PROBLEM STATEMENT:
Extract all of the entries and give them again, word for word.

DATASET EXCERPTS:
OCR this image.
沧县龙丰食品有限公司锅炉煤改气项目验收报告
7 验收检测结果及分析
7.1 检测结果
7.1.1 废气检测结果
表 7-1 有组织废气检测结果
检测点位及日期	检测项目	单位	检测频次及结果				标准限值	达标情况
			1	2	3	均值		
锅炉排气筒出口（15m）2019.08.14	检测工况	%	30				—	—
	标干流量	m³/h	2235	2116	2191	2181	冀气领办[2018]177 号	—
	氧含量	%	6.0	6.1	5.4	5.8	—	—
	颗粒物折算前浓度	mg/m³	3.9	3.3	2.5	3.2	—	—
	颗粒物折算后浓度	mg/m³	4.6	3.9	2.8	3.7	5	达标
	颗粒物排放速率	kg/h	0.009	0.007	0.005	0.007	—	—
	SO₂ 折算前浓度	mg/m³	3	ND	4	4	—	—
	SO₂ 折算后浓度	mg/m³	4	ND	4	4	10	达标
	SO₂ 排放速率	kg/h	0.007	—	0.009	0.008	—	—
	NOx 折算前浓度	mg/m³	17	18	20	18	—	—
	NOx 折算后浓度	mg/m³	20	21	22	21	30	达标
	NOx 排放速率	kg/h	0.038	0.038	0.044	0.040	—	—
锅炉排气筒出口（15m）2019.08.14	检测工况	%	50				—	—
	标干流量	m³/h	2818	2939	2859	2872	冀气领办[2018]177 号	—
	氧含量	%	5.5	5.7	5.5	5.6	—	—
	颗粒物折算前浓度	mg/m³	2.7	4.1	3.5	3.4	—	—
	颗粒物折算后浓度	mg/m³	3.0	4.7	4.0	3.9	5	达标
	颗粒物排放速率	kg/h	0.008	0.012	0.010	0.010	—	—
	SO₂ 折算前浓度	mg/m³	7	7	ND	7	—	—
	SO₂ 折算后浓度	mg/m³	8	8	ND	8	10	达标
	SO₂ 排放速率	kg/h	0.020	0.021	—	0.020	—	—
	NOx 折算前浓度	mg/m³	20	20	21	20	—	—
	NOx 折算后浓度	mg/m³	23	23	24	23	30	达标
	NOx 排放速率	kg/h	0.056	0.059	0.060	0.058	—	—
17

SOLUTION TO THIS PROBLEM:
OCR this image.
沧县龙丰食品有限公司锅炉煤改气项目验收报告
7 验收检测结果及分析
7.1 检测结果
7.1.1 废气检测结果
表 7-1 有组织废气检测结果
检测点位及日期	检测项目	单位	检测频次及结果				标准限值	达标情况
			1	2	3	均值		
锅炉排气筒出口（15m）2019.08.14	检测工况	%	30				—	—
	标干流量	m³/h	2235	2116	2191	2181	冀气领办[2018]177 号	—
	氧含量	%	6.0	6.1	5.4	5.8	—	—
	颗粒物折算前浓度	mg/m³	3.9	3.3	2.5	3.2	—	—
	颗粒物折算后浓度	mg/m³	4.6	3.9	2.8	3.7	5	达标
	颗粒物排放速率	kg/h	0.009	0.007	0.005	0.007	—	—
	SO₂ 折算前浓度	mg/m³	3	ND	4	4	—	—
	SO₂ 折算后浓度	mg/m³	4	ND	4	4	10	达标
	SO₂ 排放速率	kg/h	0.007	—	0.009	0.008	—	—
	NOx 折算前浓度	mg/m³	17	18	20	18	—	—
	NOx 折算后浓度	mg/m³	20	21	22	21	30	达标
	NOx 排放速率	kg/h	0.038	0.038	0.044	0.040	—	—
锅炉排气筒出口（15m）2019.08.14	检测工况	%	50				—	—
	标干流量	m³/h	2818	2939	2859	2872	冀气领办[2018]177 号	—
	氧含量	%	5.5	5.7	5.5	5.6	—	—
	颗粒物折算前浓度	mg/m³	2.7	4.1	3.5	3.4	—	—
	颗粒物折算后浓度	mg/m³	3.0	4.7	4.0	3.9	5	达标
	颗粒物排放速率	kg/h	0.008	0.012	0.010	0.010	—	—
	SO₂ 折算前浓度	mg/m³	7	7	ND	7	—	—
	SO₂ 折算后浓度	mg/m³	8	8	ND	8	10	达标
	SO₂ 排放速率	kg/h	0.020	0.021	—	0.020	—	—
	NOx 折算前浓度	mg/m³	20	20	21	20	—	—
	NOx 折算后浓度	mg/m³	23	23	24	23	30	达标
	NOx 排放速率	kg/h	0.056	0.059	0.060	0.058	—	—
17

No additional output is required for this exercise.